Required task.
Locate the word "name" in the entries below, then gather every line that holds it.

Begin Supplied records

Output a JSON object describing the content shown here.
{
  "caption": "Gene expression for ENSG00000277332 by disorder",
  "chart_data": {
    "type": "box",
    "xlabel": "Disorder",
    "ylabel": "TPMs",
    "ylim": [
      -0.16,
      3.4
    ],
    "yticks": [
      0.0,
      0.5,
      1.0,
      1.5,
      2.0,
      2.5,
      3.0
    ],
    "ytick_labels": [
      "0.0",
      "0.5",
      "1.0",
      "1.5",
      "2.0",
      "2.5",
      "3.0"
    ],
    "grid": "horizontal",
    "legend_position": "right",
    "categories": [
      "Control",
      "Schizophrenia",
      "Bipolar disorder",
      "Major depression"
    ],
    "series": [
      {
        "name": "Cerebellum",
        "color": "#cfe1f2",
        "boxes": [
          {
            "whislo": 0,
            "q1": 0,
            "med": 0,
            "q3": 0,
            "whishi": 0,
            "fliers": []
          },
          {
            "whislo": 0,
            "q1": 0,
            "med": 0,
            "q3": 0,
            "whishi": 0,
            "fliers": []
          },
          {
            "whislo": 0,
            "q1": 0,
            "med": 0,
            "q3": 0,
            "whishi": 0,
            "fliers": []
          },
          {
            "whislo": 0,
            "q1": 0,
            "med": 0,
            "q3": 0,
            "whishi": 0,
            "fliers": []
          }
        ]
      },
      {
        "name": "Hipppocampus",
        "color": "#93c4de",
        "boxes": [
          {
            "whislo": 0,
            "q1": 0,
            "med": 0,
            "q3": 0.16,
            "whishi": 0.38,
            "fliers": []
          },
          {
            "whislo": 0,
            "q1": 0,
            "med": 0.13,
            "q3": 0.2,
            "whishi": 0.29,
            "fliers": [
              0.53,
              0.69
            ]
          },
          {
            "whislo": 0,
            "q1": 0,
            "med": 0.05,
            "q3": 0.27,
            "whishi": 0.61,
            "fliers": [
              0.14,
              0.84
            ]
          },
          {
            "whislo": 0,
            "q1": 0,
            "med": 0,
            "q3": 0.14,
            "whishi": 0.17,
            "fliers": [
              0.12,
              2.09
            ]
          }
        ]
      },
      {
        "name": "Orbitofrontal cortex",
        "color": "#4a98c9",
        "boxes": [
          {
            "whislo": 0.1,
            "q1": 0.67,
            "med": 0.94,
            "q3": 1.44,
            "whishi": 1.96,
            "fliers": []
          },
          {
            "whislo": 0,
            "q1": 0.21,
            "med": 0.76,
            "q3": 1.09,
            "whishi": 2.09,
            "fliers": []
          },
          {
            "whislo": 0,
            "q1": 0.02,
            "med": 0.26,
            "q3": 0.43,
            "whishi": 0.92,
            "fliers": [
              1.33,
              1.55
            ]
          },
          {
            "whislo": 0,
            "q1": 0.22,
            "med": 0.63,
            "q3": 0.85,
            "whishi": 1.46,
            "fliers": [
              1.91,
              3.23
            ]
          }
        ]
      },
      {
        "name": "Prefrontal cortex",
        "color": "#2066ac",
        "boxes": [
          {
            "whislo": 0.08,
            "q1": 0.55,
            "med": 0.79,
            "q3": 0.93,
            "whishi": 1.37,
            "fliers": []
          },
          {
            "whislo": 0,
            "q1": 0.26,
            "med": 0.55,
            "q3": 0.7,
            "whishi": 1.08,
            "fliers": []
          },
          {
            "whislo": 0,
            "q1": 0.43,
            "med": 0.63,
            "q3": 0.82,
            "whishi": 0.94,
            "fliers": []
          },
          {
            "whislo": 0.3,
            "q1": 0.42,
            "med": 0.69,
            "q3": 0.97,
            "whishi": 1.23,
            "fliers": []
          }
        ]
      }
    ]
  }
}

End Supplied records

Exercise solution.
        "name": "Cerebellum",
        "name": "Hipppocampus",
        "name": "Orbitofrontal cortex",
        "name": "Prefrontal cortex",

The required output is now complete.